• What is being asked: Pull out every line below holding the word "Describe".

Some records
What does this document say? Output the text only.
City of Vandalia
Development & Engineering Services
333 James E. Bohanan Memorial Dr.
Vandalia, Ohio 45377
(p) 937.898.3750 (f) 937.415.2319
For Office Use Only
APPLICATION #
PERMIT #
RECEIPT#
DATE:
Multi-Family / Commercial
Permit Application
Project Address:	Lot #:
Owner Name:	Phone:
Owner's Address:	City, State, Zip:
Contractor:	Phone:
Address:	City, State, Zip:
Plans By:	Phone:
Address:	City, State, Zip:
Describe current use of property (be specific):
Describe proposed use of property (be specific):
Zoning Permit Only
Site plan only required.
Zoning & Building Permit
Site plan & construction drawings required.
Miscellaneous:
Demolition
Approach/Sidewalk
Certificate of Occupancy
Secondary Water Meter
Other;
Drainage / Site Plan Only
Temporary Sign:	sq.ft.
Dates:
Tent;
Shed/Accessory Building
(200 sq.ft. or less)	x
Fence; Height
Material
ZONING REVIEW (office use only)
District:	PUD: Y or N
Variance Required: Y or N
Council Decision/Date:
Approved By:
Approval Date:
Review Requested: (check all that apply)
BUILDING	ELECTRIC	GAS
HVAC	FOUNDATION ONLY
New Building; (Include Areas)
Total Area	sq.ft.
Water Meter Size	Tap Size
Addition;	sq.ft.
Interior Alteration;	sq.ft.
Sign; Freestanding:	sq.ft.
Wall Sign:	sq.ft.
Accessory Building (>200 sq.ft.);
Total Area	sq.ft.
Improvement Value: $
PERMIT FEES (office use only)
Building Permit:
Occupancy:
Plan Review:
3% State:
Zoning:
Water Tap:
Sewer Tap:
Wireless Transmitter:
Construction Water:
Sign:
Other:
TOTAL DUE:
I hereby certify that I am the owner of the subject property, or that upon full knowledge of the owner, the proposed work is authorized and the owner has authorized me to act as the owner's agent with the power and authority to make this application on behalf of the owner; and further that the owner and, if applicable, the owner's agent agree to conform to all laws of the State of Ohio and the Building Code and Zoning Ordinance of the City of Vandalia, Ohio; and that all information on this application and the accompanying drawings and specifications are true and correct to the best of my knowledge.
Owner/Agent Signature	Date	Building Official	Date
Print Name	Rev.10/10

• Solution for this problem:
Describe current use of property (be specific):
Describe proposed use of property (be specific):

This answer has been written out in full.